What you are asked to do =
Gather each line containing the string "Harper" from these entries.

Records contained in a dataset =
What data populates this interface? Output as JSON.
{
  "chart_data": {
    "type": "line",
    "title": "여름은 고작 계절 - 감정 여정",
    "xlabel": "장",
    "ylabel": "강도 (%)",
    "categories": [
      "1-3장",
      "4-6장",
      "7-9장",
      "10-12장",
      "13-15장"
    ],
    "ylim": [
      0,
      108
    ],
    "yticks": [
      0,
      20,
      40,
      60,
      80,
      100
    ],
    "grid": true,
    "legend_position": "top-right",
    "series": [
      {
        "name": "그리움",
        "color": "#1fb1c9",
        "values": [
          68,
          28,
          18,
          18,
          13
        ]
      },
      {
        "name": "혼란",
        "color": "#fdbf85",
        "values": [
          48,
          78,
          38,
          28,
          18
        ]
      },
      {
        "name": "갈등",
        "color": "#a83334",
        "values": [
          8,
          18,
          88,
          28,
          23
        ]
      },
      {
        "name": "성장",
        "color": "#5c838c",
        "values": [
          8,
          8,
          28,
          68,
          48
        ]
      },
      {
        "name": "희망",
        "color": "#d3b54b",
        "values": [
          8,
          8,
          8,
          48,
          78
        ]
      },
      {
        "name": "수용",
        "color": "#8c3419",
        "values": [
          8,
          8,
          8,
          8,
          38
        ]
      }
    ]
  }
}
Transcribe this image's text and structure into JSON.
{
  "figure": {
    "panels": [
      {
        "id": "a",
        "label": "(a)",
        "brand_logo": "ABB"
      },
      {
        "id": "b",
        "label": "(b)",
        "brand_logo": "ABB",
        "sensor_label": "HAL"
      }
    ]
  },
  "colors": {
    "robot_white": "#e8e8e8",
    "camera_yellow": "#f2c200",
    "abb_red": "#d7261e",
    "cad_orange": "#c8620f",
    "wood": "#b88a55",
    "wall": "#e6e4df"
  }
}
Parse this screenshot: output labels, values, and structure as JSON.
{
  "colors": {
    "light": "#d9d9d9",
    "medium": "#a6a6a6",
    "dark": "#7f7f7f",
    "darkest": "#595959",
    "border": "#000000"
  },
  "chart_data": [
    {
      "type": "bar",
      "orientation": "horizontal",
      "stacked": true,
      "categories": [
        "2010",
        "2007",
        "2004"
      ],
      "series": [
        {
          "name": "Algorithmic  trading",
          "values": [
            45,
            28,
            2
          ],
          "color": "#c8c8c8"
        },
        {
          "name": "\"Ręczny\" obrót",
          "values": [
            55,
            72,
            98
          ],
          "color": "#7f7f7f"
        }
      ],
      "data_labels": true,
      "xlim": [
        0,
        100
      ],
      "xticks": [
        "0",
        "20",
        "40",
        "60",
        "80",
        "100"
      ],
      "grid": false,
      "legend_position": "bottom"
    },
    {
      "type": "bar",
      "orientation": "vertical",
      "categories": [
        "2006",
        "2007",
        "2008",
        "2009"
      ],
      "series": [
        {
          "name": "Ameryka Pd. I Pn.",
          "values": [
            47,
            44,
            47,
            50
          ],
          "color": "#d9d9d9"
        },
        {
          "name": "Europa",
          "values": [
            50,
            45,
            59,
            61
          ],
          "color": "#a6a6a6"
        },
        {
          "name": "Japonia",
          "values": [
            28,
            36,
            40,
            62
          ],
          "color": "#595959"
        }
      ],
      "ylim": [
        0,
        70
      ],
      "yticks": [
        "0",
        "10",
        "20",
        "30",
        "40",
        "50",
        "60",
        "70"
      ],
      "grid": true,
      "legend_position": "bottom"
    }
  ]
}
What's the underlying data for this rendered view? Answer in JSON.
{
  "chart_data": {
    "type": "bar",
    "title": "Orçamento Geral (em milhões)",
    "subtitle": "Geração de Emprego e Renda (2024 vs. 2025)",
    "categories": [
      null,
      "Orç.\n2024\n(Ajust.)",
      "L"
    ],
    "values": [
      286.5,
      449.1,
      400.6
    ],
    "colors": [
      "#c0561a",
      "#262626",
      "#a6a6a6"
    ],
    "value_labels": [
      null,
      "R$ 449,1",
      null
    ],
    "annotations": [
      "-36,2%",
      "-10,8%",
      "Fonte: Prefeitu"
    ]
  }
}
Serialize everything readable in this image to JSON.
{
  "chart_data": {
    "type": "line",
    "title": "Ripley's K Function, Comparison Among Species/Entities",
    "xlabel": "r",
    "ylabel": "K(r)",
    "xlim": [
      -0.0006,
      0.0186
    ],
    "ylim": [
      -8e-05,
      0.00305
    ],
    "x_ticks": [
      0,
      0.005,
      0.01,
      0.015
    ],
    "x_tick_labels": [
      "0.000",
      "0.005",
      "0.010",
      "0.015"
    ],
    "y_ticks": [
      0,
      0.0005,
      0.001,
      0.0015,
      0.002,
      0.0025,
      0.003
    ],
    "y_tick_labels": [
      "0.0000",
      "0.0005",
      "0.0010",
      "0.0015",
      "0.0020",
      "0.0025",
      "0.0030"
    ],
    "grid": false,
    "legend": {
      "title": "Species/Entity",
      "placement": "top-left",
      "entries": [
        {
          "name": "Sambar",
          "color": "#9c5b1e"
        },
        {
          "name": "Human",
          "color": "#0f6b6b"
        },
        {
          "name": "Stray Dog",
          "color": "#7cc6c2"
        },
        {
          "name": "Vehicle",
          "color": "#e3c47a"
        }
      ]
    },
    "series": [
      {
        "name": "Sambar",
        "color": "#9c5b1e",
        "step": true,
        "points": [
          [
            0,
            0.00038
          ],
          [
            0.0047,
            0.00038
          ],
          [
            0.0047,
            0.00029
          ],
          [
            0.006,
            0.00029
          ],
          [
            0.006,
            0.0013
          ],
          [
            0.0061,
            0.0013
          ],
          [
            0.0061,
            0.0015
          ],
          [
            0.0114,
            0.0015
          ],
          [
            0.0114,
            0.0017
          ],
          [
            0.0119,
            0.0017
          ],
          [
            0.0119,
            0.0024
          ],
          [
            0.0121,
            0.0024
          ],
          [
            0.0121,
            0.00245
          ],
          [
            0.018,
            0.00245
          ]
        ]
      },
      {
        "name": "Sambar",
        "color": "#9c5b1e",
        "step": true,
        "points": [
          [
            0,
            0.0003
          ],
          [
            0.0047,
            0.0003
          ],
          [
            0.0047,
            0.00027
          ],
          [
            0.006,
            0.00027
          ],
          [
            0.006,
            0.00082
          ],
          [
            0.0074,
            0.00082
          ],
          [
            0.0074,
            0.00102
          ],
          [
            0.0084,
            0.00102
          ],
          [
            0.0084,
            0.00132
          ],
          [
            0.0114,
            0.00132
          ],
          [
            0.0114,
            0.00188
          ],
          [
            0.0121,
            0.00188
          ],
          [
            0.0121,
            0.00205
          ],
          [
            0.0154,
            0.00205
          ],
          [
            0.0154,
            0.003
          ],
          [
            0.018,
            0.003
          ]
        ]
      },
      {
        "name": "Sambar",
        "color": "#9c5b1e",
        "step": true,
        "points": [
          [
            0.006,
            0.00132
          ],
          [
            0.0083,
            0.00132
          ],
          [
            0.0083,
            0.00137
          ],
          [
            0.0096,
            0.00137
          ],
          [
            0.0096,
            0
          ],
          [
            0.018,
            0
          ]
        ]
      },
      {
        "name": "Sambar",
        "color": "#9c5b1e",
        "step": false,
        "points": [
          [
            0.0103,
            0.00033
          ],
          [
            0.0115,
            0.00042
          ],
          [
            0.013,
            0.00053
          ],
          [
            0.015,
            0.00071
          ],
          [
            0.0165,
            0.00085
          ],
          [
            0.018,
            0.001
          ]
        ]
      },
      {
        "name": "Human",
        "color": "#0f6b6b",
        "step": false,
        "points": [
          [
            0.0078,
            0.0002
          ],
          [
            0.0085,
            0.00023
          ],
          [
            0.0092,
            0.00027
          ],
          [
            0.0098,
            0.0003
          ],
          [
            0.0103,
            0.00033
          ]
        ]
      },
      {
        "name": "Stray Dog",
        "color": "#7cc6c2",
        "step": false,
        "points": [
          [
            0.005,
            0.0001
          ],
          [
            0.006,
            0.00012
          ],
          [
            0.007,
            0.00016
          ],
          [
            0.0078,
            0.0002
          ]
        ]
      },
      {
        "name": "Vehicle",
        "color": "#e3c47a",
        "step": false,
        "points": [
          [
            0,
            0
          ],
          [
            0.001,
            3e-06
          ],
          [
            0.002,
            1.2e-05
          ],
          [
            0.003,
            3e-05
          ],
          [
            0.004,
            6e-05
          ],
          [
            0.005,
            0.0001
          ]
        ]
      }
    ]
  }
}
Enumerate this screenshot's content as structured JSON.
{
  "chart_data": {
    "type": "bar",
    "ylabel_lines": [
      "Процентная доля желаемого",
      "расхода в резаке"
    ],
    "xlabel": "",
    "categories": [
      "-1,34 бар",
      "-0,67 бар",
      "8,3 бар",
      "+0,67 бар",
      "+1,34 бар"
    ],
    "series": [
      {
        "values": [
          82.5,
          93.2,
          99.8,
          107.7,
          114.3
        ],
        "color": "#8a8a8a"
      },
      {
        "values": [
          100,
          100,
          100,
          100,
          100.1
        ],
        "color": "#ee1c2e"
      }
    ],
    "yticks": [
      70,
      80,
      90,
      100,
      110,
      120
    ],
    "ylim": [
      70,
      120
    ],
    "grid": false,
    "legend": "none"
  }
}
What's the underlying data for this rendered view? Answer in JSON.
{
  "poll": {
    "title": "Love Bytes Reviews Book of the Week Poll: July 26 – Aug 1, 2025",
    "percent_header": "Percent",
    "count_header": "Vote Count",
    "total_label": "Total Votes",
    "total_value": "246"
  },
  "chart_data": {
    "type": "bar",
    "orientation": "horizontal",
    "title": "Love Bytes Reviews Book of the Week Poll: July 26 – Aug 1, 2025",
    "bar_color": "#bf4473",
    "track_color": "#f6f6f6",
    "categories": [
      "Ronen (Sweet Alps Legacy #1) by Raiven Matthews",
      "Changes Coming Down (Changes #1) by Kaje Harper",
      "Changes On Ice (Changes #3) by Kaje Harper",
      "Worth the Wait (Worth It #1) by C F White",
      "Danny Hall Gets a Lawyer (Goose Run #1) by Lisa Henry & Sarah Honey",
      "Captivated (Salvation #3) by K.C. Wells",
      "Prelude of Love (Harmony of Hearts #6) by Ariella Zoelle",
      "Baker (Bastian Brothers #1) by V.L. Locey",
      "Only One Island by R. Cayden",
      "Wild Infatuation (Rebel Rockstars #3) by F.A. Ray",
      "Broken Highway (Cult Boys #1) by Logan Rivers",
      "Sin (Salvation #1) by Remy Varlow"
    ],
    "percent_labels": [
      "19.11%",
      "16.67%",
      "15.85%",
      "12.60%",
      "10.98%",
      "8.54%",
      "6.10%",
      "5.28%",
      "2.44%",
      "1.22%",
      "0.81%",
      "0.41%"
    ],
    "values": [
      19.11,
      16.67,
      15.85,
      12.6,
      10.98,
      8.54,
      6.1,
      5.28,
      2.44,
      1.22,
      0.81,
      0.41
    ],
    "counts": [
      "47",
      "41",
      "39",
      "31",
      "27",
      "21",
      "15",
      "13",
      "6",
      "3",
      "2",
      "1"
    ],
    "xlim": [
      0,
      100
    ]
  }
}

Task output =
      "Changes Coming Down (Changes #1) by Kaje Harper",
      "Changes On Ice (Changes #3) by Kaje Harper",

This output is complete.